Only a number is wanted: the count of lines in this listing that contain "Done".

= = = = =

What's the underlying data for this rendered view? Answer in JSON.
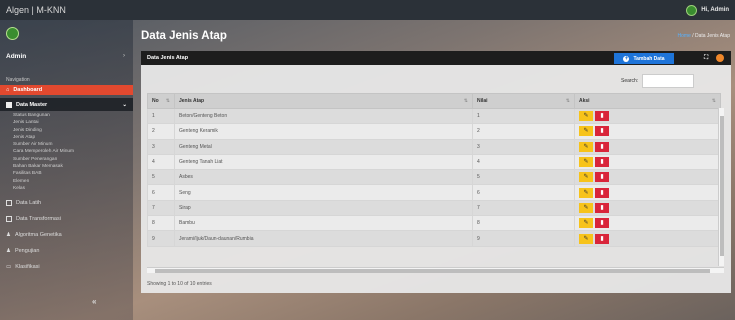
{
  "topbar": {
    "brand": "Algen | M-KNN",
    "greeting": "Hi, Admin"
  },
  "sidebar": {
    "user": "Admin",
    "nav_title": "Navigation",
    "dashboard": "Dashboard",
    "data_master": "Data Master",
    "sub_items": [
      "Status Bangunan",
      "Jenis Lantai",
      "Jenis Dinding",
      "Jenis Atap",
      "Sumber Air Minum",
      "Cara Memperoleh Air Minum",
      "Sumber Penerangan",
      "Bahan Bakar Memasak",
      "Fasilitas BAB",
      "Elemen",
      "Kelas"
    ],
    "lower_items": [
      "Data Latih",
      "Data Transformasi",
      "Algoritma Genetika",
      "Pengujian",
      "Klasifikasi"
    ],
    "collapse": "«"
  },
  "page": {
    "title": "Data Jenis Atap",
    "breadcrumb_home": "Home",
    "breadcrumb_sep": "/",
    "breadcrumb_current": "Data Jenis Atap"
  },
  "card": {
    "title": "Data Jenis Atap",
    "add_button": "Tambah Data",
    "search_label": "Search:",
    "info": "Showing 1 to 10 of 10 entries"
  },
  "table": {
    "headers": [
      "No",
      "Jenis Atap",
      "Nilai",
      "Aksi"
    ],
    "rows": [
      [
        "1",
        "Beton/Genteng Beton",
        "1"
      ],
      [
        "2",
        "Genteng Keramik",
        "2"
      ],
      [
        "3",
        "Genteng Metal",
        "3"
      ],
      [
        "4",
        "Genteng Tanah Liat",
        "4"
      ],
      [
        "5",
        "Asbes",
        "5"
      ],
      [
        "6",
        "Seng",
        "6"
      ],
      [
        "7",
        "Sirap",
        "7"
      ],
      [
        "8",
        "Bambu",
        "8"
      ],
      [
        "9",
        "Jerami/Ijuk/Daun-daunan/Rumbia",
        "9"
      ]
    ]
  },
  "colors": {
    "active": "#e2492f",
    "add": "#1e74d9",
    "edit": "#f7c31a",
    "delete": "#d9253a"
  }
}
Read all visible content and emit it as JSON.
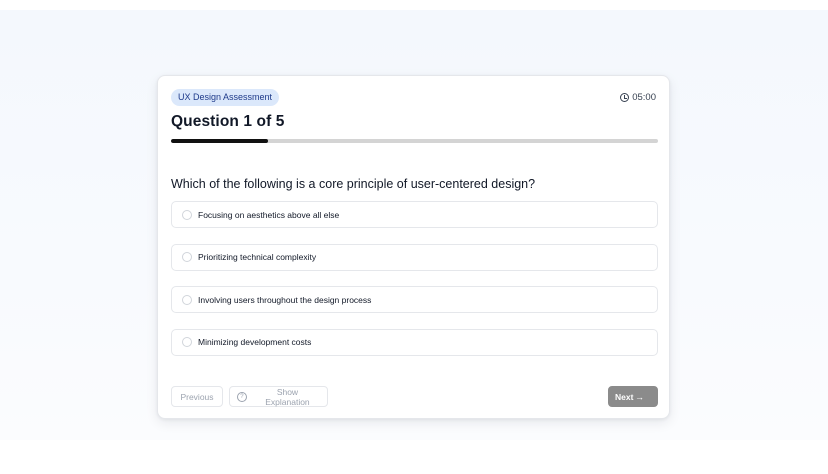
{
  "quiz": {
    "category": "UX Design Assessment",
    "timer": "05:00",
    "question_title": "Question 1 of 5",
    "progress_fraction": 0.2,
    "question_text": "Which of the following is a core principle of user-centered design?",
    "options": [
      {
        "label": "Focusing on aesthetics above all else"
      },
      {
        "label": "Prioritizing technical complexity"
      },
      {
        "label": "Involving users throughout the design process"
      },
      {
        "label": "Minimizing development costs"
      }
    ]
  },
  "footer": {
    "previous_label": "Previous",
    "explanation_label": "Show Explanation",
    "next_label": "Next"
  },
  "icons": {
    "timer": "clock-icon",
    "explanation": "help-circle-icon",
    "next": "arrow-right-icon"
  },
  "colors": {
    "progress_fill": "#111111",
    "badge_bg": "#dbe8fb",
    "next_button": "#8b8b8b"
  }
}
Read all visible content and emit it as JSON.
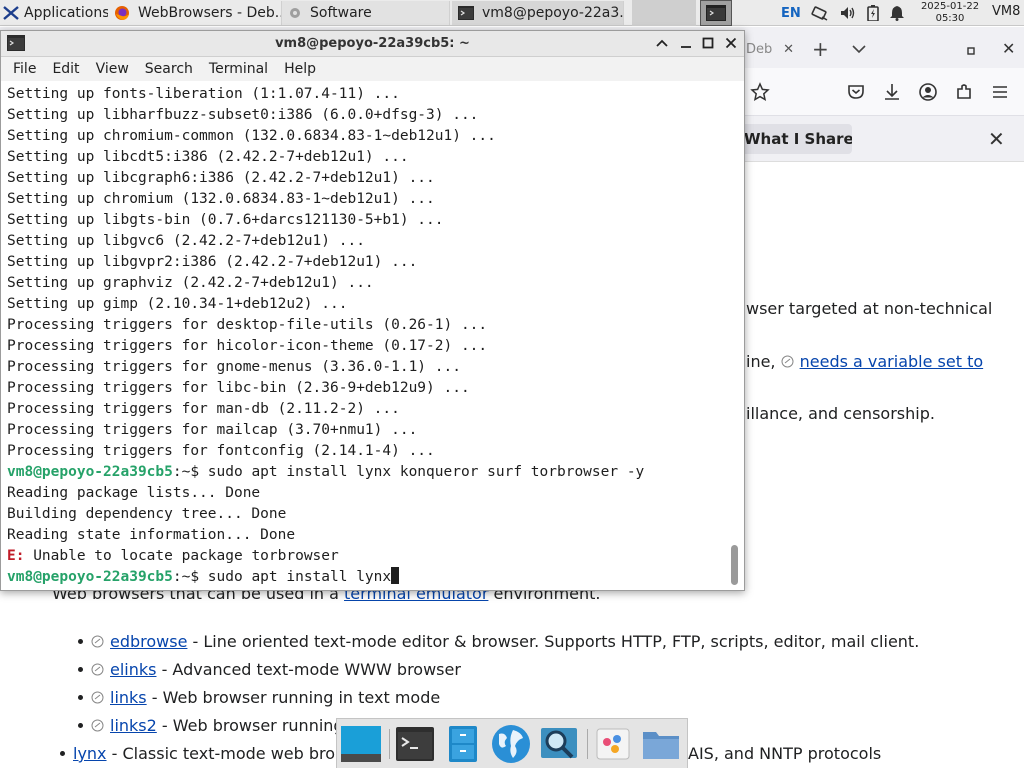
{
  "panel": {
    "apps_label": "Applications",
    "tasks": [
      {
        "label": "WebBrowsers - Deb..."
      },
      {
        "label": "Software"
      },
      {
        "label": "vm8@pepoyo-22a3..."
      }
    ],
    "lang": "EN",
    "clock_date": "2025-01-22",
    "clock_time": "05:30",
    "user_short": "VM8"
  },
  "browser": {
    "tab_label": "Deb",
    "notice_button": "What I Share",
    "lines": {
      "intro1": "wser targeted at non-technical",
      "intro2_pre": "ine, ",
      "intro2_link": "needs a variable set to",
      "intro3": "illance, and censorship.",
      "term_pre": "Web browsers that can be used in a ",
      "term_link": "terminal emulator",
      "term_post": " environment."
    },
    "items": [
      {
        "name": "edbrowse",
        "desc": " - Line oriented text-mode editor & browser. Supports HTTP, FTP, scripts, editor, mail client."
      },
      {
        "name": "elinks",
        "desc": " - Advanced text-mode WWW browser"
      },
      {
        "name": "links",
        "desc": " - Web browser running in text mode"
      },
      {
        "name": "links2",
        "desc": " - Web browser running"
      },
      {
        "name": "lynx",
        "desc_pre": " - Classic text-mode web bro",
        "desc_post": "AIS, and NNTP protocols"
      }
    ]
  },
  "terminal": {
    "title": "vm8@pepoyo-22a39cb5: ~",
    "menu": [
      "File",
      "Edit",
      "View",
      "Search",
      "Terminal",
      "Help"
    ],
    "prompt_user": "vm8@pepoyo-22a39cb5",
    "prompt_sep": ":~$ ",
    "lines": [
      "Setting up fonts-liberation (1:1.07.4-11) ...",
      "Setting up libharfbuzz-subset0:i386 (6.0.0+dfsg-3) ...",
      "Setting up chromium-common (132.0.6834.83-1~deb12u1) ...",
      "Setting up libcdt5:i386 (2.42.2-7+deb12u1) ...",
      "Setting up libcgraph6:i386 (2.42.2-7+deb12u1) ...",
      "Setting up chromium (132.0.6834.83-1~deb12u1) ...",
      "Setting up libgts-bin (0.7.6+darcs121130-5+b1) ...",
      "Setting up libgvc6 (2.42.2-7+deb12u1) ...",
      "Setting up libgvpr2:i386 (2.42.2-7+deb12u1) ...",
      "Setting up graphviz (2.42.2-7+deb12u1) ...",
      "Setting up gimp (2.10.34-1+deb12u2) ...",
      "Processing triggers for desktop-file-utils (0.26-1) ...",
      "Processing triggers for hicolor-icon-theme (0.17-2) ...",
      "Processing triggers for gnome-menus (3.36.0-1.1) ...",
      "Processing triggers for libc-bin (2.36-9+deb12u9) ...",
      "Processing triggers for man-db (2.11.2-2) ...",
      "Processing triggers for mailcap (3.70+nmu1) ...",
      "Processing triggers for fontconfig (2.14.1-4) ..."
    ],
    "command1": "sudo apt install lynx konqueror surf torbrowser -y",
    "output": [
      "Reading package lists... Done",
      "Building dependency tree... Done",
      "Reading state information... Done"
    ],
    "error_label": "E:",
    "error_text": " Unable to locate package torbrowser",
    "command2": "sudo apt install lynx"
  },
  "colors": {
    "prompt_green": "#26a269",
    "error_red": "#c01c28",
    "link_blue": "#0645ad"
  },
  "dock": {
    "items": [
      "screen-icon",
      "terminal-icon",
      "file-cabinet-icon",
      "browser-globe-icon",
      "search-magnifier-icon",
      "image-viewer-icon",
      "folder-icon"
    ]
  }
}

= = = = =

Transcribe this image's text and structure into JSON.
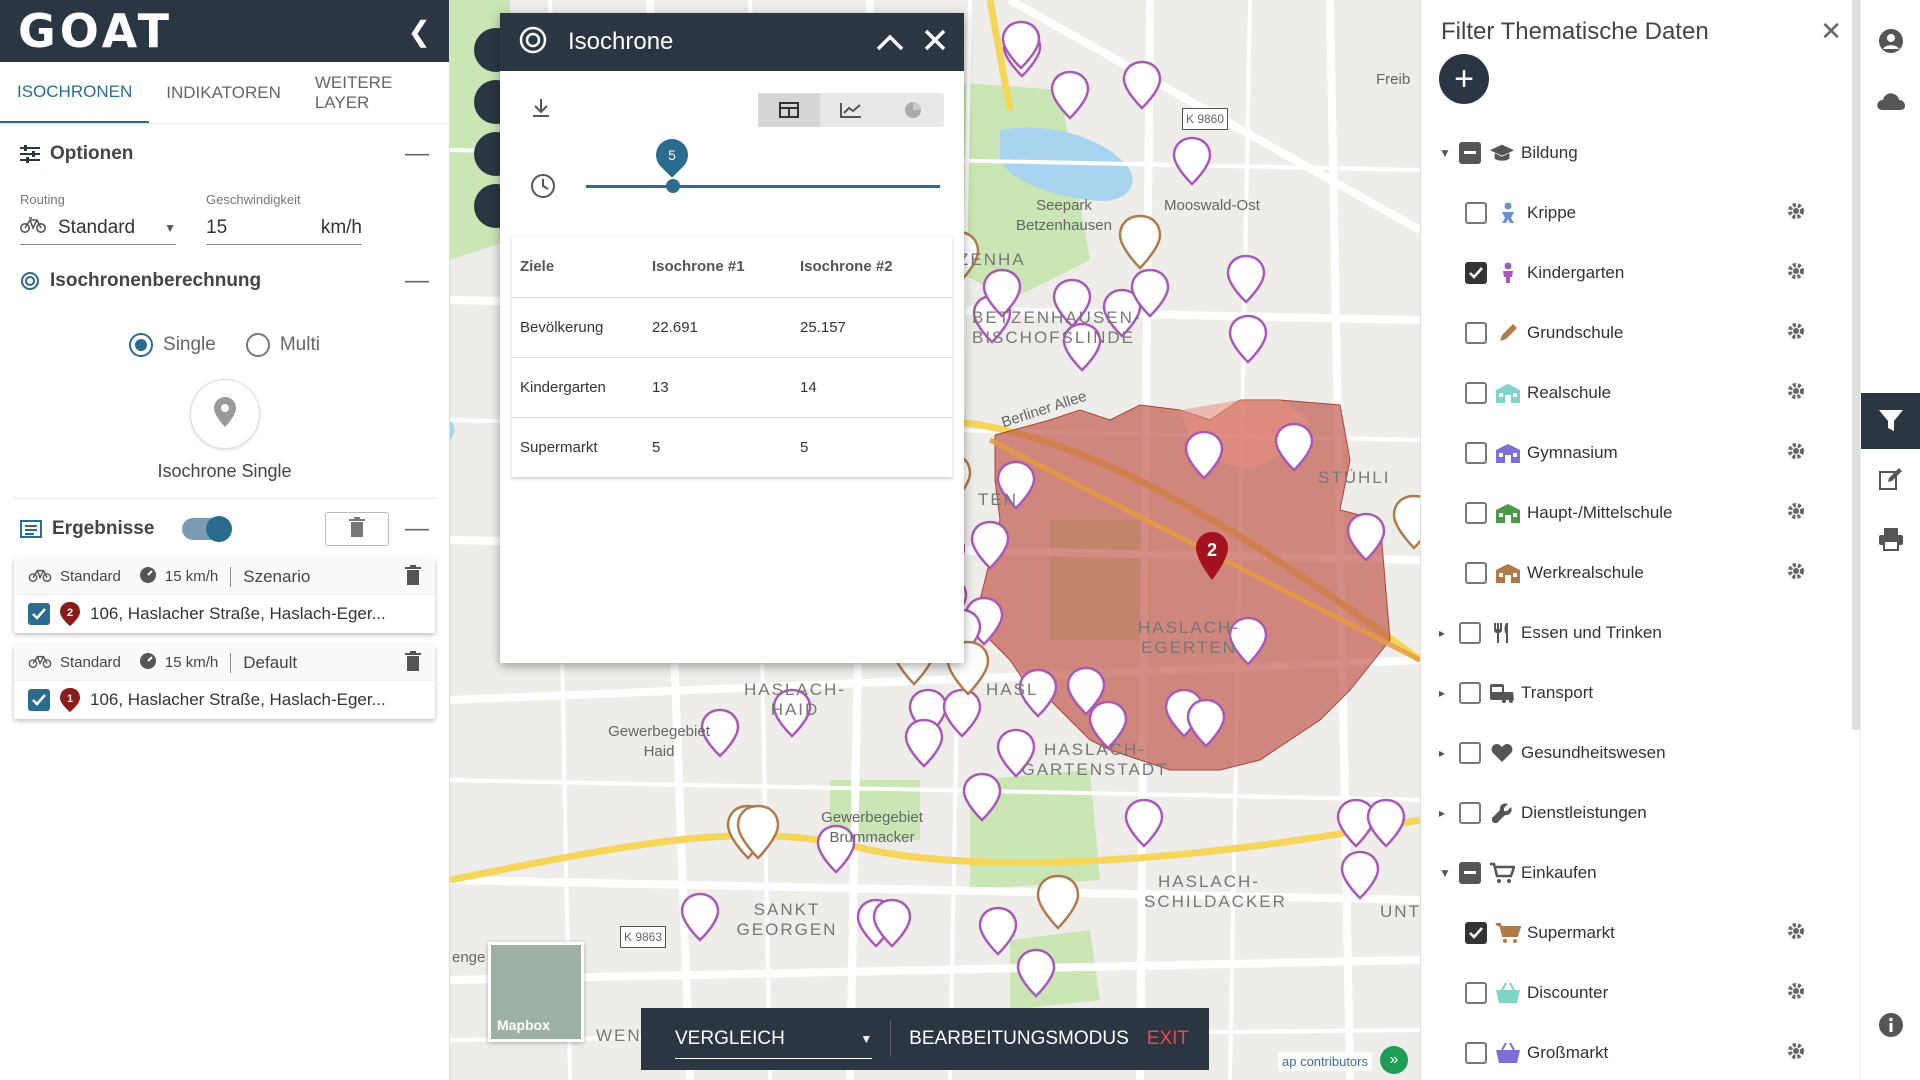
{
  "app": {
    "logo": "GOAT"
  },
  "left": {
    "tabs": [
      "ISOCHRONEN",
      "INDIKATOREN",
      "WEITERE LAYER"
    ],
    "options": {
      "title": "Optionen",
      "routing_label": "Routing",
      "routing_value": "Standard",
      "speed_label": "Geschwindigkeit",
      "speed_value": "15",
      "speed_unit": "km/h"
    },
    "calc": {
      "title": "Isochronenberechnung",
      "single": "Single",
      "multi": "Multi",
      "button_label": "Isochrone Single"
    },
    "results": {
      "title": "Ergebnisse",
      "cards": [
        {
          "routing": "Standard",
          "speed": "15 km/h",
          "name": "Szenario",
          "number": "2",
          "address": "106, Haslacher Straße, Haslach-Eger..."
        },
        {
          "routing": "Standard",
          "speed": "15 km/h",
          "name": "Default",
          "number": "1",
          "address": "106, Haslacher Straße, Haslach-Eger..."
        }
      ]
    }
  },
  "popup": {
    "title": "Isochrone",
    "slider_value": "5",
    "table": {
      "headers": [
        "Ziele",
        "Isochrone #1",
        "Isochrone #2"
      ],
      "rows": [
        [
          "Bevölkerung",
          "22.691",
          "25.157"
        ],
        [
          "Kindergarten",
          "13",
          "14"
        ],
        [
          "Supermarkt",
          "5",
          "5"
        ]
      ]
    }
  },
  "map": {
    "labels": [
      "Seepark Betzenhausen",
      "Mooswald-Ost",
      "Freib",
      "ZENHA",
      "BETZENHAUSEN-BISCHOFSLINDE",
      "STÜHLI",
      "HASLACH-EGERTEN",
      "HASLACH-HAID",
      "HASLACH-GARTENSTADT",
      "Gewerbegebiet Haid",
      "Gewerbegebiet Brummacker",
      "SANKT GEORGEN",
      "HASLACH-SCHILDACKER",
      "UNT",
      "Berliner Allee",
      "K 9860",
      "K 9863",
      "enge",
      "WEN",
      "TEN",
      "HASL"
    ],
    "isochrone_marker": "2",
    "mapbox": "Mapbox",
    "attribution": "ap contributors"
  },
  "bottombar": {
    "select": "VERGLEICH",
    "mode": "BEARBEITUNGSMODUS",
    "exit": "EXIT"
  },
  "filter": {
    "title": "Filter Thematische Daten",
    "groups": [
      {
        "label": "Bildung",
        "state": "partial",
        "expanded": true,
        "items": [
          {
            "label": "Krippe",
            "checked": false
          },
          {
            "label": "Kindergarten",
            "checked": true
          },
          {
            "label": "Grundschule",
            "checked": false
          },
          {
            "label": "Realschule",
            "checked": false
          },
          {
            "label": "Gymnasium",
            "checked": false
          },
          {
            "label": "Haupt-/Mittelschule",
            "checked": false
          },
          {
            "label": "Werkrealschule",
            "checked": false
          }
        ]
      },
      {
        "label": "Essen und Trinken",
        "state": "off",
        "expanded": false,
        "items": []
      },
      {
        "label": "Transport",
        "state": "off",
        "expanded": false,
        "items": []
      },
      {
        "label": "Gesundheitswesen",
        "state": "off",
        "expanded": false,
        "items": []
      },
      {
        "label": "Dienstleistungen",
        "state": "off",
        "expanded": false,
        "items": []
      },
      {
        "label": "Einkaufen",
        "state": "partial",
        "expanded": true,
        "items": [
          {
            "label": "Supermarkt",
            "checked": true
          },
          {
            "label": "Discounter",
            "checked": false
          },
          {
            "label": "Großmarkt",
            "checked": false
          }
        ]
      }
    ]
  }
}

= = = = =

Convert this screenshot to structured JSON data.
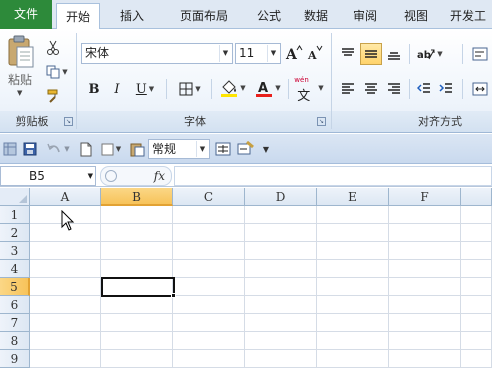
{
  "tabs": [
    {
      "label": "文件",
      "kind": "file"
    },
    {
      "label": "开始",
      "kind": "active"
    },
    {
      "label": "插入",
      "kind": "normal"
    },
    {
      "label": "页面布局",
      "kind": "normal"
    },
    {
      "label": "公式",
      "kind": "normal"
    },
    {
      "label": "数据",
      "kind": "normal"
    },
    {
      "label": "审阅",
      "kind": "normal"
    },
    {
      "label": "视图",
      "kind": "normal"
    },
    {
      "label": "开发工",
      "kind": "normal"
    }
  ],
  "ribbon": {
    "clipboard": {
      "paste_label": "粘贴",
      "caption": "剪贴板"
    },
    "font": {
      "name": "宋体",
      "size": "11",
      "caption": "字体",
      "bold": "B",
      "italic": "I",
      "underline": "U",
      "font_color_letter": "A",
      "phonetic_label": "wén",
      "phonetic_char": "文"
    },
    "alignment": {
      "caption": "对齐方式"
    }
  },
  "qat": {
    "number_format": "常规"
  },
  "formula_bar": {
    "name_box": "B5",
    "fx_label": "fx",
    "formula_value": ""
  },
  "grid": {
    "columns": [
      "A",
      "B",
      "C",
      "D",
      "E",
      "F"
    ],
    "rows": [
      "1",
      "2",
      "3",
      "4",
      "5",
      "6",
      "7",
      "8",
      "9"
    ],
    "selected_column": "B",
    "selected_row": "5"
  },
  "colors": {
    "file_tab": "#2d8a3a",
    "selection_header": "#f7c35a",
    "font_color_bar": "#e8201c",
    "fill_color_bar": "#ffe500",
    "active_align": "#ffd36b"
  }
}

= = = = =

EXERCISE RESPONSE
3